▶ **Information shown**
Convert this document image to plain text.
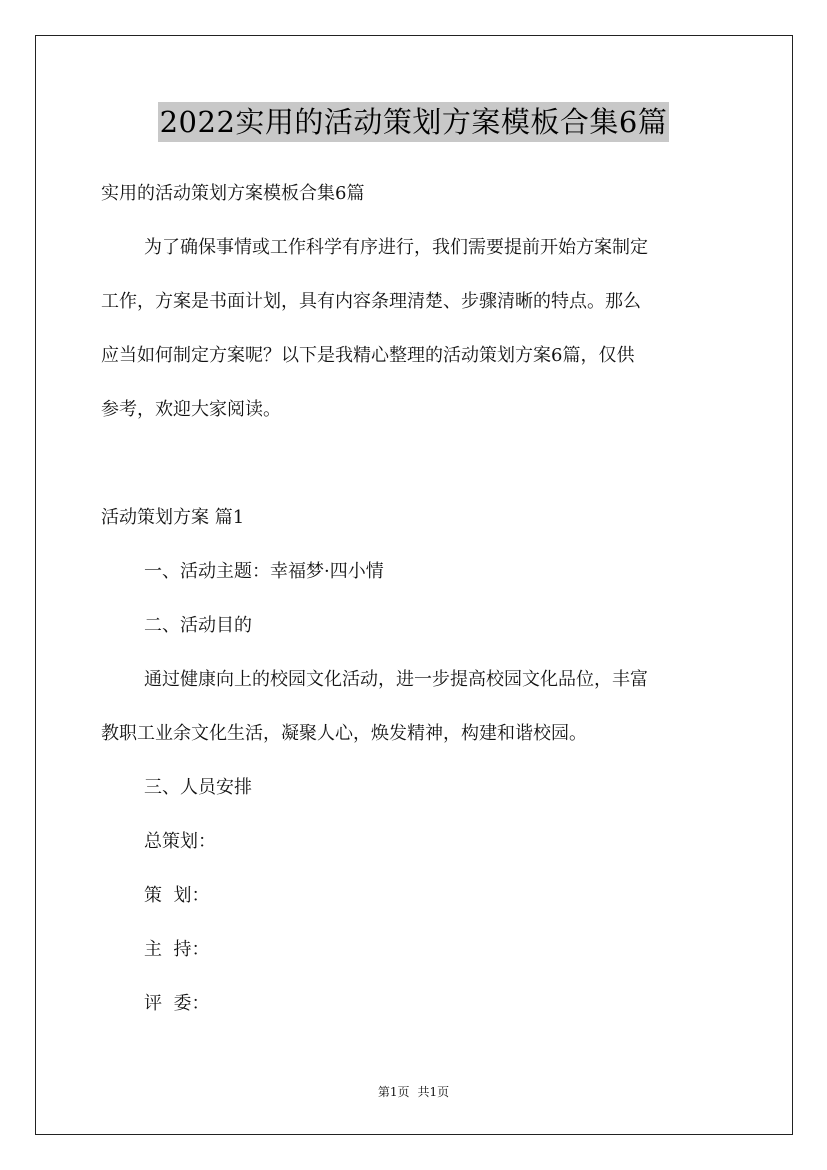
2022实用的活动策划方案模板合集6篇
实用的活动策划方案模板合集6篇
为了确保事情或工作科学有序进行，我们需要提前开始方案制定
工作，方案是书面计划，具有内容条理清楚、步骤清晰的特点。那么
应当如何制定方案呢？以下是我精心整理的活动策划方案6篇，仅供
参考，欢迎大家阅读。
活动策划方案 篇1
一、活动主题：幸福梦·四小情
二、活动目的
通过健康向上的校园文化活动，进一步提高校园文化品位，丰富
教职工业余文化生活，凝聚人心，焕发精神，构建和谐校园。
三、人员安排
总策划：
策  划：
主  持：
评  委：
第1页 共1页
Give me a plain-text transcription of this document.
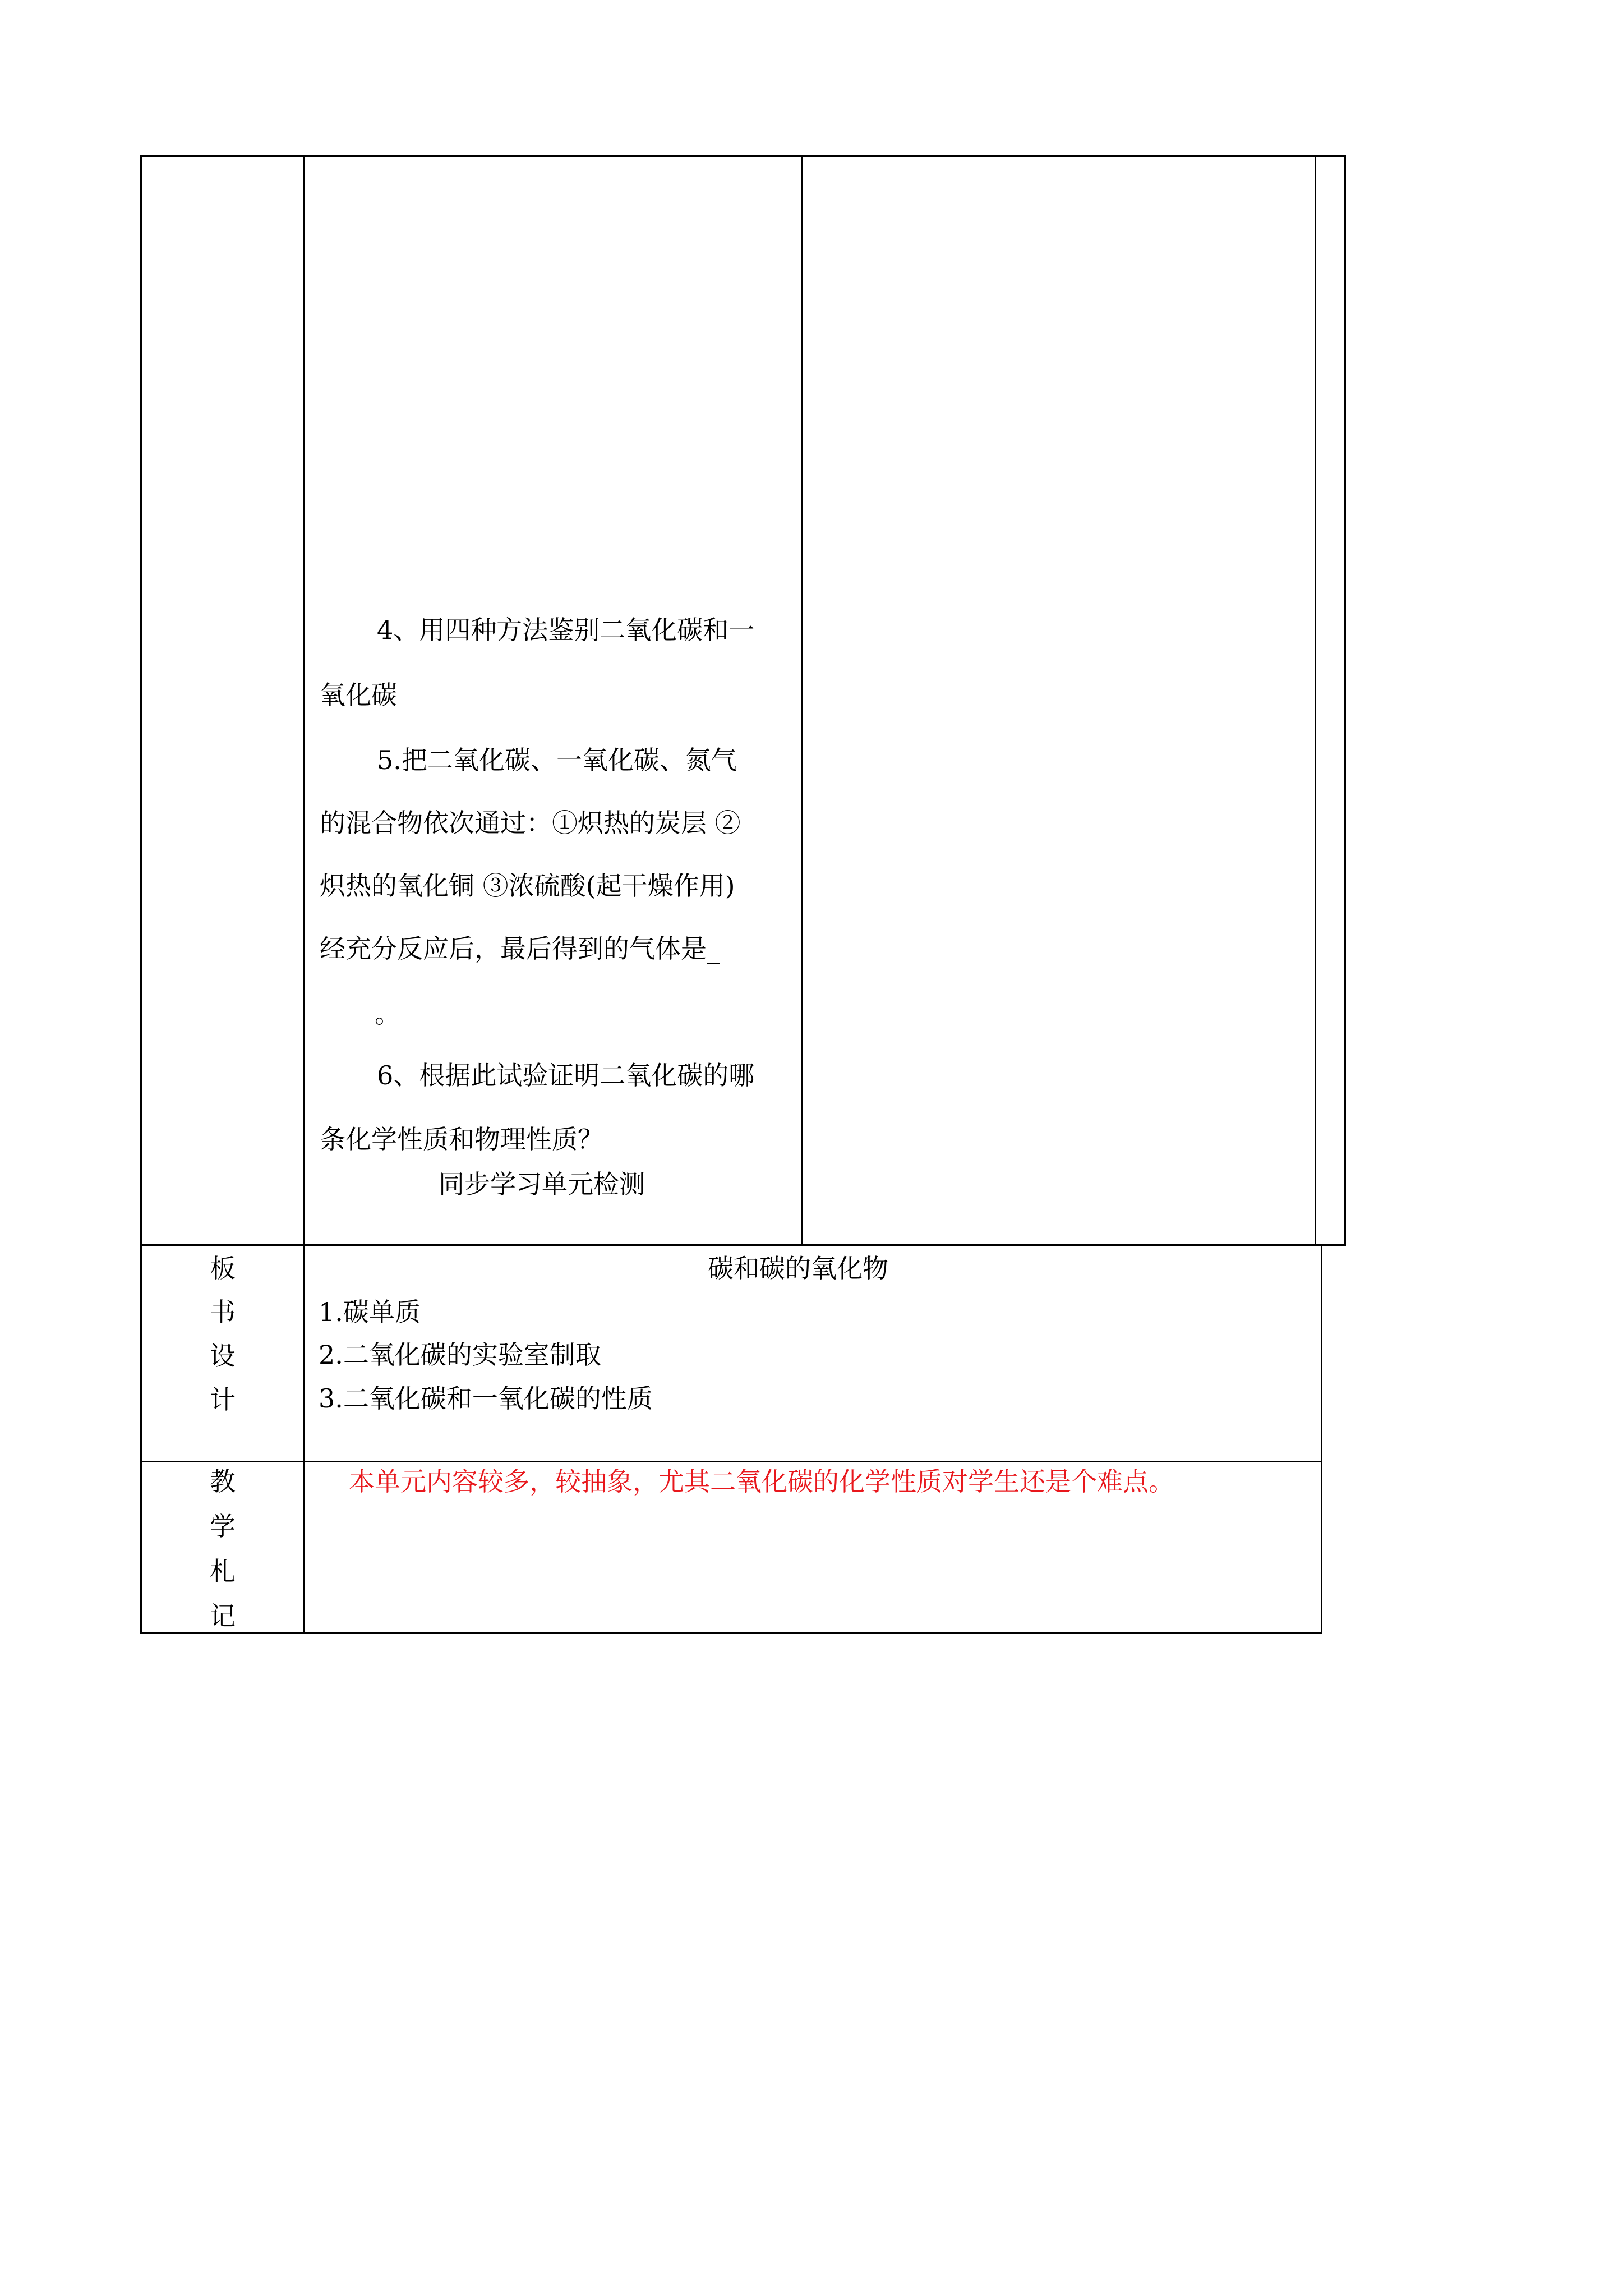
4、用四种方法鉴别二氧化碳和一
氧化碳
5.把二氧化碳、一氧化碳、氮气
的混合物依次通过：①炽热的炭层 ②
炽热的氧化铜 ③浓硫酸(起干燥作用)
经充分反应后，最后得到的气体是_
。
6、根据此试验证明二氧化碳的哪
条化学性质和物理性质？
同步学习单元检测
板
书
设
计
碳和碳的氧化物
1.碳单质
2.二氧化碳的实验室制取
3.二氧化碳和一氧化碳的性质
教
学
札
记
本单元内容较多，较抽象，尤其二氧化碳的化学性质对学生还是个难点。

▶ **Problem to work on**
Give back every line exactly as it stands, pictures excluded.

▶ **Answer for this exercise**
Convert this document image to plain text.
2022实用的活动策划方案模板合集6篇
实用的活动策划方案模板合集6篇
为了确保事情或工作科学有序进行，我们需要提前开始方案制定
工作，方案是书面计划，具有内容条理清楚、步骤清晰的特点。那么
应当如何制定方案呢？以下是我精心整理的活动策划方案6篇，仅供
参考，欢迎大家阅读。
活动策划方案 篇1
一、活动主题：幸福梦·四小情
二、活动目的
通过健康向上的校园文化活动，进一步提高校园文化品位，丰富
教职工业余文化生活，凝聚人心，焕发精神，构建和谐校园。
三、人员安排
总策划：
策  划：
主  持：
评  委：
第1页 共1页
Give me a plain-text transcription of this document.
4、用四种方法鉴别二氧化碳和一
氧化碳
5.把二氧化碳、一氧化碳、氮气
的混合物依次通过：①炽热的炭层 ②
炽热的氧化铜 ③浓硫酸(起干燥作用)
经充分反应后，最后得到的气体是_
。
6、根据此试验证明二氧化碳的哪
条化学性质和物理性质？
同步学习单元检测
板
书
设
计
碳和碳的氧化物
1.碳单质
2.二氧化碳的实验室制取
3.二氧化碳和一氧化碳的性质
教
学
札
记
本单元内容较多，较抽象，尤其二氧化碳的化学性质对学生还是个难点。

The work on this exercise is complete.